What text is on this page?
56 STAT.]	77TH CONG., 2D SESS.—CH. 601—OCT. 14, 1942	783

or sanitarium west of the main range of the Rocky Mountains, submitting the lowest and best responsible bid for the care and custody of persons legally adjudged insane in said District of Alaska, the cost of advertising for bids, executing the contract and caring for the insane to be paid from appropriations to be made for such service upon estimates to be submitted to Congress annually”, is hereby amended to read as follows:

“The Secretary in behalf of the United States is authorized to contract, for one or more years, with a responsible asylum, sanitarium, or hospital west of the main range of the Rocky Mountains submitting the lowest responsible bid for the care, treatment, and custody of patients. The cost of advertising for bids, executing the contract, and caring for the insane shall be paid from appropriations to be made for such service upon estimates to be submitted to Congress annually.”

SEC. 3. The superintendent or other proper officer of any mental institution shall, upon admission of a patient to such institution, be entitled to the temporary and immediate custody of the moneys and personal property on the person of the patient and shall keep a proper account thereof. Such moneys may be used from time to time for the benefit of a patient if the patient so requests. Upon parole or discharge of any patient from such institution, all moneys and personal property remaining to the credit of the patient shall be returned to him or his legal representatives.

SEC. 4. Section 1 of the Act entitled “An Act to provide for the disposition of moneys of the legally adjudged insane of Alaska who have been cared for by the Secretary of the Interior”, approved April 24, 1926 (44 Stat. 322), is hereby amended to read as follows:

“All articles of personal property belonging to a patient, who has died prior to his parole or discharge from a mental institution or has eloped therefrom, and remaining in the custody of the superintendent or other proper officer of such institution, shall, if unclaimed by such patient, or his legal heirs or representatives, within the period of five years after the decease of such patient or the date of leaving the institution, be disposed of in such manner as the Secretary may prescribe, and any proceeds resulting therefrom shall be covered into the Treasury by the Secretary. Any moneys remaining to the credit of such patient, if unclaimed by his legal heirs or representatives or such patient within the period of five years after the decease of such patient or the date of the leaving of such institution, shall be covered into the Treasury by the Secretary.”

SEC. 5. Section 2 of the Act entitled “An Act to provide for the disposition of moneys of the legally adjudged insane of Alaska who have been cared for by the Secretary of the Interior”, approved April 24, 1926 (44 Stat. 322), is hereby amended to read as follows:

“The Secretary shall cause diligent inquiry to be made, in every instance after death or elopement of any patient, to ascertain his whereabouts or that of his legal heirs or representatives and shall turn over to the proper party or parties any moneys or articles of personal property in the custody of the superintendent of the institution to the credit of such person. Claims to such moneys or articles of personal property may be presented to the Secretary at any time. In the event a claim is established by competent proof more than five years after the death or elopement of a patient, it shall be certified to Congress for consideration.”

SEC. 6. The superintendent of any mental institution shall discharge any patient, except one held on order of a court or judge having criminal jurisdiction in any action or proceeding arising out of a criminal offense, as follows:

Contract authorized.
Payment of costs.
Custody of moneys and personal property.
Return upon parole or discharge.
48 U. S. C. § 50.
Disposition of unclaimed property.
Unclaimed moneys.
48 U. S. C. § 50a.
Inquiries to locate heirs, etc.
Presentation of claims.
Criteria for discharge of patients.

* * * * * * *

Without any change, reproduce the data in full.

Output for this task =>
What text is on this page?
56 STAT.]	77TH CONG., 2D SESS.—CH. 601—OCT. 14, 1942	783

or sanitarium west of the main range of the Rocky Mountains, submitting the lowest and best responsible bid for the care and custody of persons legally adjudged insane in said District of Alaska, the cost of advertising for bids, executing the contract and caring for the insane to be paid from appropriations to be made for such service upon estimates to be submitted to Congress annually”, is hereby amended to read as follows:

“The Secretary in behalf of the United States is authorized to contract, for one or more years, with a responsible asylum, sanitarium, or hospital west of the main range of the Rocky Mountains submitting the lowest responsible bid for the care, treatment, and custody of patients. The cost of advertising for bids, executing the contract, and caring for the insane shall be paid from appropriations to be made for such service upon estimates to be submitted to Congress annually.”

SEC. 3. The superintendent or other proper officer of any mental institution shall, upon admission of a patient to such institution, be entitled to the temporary and immediate custody of the moneys and personal property on the person of the patient and shall keep a proper account thereof. Such moneys may be used from time to time for the benefit of a patient if the patient so requests. Upon parole or discharge of any patient from such institution, all moneys and personal property remaining to the credit of the patient shall be returned to him or his legal representatives.

SEC. 4. Section 1 of the Act entitled “An Act to provide for the disposition of moneys of the legally adjudged insane of Alaska who have been cared for by the Secretary of the Interior”, approved April 24, 1926 (44 Stat. 322), is hereby amended to read as follows:

“All articles of personal property belonging to a patient, who has died prior to his parole or discharge from a mental institution or has eloped therefrom, and remaining in the custody of the superintendent or other proper officer of such institution, shall, if unclaimed by such patient, or his legal heirs or representatives, within the period of five years after the decease of such patient or the date of leaving the institution, be disposed of in such manner as the Secretary may prescribe, and any proceeds resulting therefrom shall be covered into the Treasury by the Secretary. Any moneys remaining to the credit of such patient, if unclaimed by his legal heirs or representatives or such patient within the period of five years after the decease of such patient or the date of the leaving of such institution, shall be covered into the Treasury by the Secretary.”

SEC. 5. Section 2 of the Act entitled “An Act to provide for the disposition of moneys of the legally adjudged insane of Alaska who have been cared for by the Secretary of the Interior”, approved April 24, 1926 (44 Stat. 322), is hereby amended to read as follows:

“The Secretary shall cause diligent inquiry to be made, in every instance after death or elopement of any patient, to ascertain his whereabouts or that of his legal heirs or representatives and shall turn over to the proper party or parties any moneys or articles of personal property in the custody of the superintendent of the institution to the credit of such person. Claims to such moneys or articles of personal property may be presented to the Secretary at any time. In the event a claim is established by competent proof more than five years after the death or elopement of a patient, it shall be certified to Congress for consideration.”

SEC. 6. The superintendent of any mental institution shall discharge any patient, except one held on order of a court or judge having criminal jurisdiction in any action or proceeding arising out of a criminal offense, as follows:

Contract authorized.
Payment of costs.
Custody of moneys and personal property.
Return upon parole or discharge.
48 U. S. C. § 50.
Disposition of unclaimed property.
Unclaimed moneys.
48 U. S. C. § 50a.
Inquiries to locate heirs, etc.
Presentation of claims.
Criteria for discharge of patients.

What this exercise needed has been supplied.